-- begin SUPPLIED MATERIAL --

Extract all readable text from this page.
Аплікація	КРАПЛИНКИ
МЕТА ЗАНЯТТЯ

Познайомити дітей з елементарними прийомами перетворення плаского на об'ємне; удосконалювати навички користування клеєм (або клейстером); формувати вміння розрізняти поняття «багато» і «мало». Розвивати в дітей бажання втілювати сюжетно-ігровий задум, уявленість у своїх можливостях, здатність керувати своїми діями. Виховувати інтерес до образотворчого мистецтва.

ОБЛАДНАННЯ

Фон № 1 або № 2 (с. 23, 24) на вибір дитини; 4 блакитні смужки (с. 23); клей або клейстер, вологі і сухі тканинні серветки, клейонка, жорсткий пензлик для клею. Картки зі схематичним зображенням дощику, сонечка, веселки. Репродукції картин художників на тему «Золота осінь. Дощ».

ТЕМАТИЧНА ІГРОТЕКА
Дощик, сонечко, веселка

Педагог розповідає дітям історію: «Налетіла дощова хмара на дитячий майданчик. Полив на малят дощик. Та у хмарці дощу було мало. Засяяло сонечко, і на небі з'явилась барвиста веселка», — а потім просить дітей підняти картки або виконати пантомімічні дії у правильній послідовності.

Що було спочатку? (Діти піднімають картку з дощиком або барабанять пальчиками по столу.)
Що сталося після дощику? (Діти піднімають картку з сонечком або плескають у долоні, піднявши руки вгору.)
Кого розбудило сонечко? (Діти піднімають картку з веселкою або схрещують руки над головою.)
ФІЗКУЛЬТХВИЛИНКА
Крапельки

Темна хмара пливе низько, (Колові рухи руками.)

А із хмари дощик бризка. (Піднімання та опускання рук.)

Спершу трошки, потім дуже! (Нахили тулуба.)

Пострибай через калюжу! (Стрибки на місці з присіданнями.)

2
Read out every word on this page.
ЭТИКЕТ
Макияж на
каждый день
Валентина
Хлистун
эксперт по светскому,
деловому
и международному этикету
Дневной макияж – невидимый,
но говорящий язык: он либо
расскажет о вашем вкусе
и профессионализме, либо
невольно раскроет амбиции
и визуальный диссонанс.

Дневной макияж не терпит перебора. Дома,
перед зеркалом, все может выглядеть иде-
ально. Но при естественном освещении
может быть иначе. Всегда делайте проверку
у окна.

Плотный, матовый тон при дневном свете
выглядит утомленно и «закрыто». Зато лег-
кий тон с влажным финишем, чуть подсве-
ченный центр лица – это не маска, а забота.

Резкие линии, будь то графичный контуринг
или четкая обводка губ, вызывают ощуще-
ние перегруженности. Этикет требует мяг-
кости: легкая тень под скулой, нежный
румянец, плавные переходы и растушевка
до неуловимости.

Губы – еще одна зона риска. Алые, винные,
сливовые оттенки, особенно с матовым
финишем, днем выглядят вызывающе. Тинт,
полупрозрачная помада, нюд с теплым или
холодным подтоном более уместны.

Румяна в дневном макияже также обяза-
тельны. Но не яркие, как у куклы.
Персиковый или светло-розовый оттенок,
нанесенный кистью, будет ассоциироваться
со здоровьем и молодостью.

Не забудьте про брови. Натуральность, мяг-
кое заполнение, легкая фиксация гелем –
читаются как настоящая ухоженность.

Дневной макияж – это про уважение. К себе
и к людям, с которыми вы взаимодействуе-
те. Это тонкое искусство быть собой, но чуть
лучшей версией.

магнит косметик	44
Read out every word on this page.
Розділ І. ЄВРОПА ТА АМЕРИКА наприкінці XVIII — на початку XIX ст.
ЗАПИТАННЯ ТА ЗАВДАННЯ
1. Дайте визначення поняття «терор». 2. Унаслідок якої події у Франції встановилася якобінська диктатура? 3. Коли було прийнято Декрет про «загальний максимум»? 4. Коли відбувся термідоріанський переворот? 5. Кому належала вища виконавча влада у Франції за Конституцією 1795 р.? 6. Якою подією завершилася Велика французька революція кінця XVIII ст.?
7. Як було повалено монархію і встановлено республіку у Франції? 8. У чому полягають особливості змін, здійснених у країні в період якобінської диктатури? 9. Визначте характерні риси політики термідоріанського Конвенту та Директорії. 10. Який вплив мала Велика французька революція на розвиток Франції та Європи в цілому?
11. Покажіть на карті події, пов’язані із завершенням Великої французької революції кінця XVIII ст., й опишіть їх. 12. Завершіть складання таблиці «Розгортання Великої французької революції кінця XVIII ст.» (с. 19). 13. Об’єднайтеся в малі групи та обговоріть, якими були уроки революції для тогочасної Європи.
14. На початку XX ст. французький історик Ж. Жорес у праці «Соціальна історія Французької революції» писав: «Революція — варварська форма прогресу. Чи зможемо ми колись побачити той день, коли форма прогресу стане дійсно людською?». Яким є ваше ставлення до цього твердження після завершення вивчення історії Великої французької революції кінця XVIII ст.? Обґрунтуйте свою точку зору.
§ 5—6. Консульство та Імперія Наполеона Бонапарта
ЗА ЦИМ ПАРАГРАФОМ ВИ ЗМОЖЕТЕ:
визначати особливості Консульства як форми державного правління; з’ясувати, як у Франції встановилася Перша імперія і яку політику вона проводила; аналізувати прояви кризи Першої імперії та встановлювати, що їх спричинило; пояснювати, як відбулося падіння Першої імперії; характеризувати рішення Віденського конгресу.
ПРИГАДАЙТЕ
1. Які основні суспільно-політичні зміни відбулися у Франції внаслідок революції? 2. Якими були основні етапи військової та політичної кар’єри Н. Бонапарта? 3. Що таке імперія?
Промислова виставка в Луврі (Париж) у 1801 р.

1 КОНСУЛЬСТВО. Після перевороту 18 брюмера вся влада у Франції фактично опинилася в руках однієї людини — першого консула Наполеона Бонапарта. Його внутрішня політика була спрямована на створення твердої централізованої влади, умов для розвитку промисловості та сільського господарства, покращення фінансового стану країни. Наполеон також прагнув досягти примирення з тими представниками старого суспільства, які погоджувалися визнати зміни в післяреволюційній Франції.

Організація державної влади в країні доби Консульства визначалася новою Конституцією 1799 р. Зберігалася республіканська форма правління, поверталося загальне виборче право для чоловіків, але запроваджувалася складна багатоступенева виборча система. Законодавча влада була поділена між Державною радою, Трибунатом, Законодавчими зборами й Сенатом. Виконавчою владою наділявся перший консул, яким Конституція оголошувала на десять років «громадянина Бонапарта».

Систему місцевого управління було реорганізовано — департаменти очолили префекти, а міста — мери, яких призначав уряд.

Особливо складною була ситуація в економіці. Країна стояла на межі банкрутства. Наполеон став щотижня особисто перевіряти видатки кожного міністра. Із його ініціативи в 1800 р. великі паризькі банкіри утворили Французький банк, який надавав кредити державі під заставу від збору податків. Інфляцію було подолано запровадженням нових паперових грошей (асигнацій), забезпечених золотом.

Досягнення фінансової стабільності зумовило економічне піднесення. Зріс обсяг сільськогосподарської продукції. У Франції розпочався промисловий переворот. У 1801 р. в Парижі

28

-- end SUPPLIED MATERIAL --

WRITTEN EXERCISE -> The required output is the number of lines containing the word "були", and nothing besides.

RESULT FOR THIS EXERCISE -> 2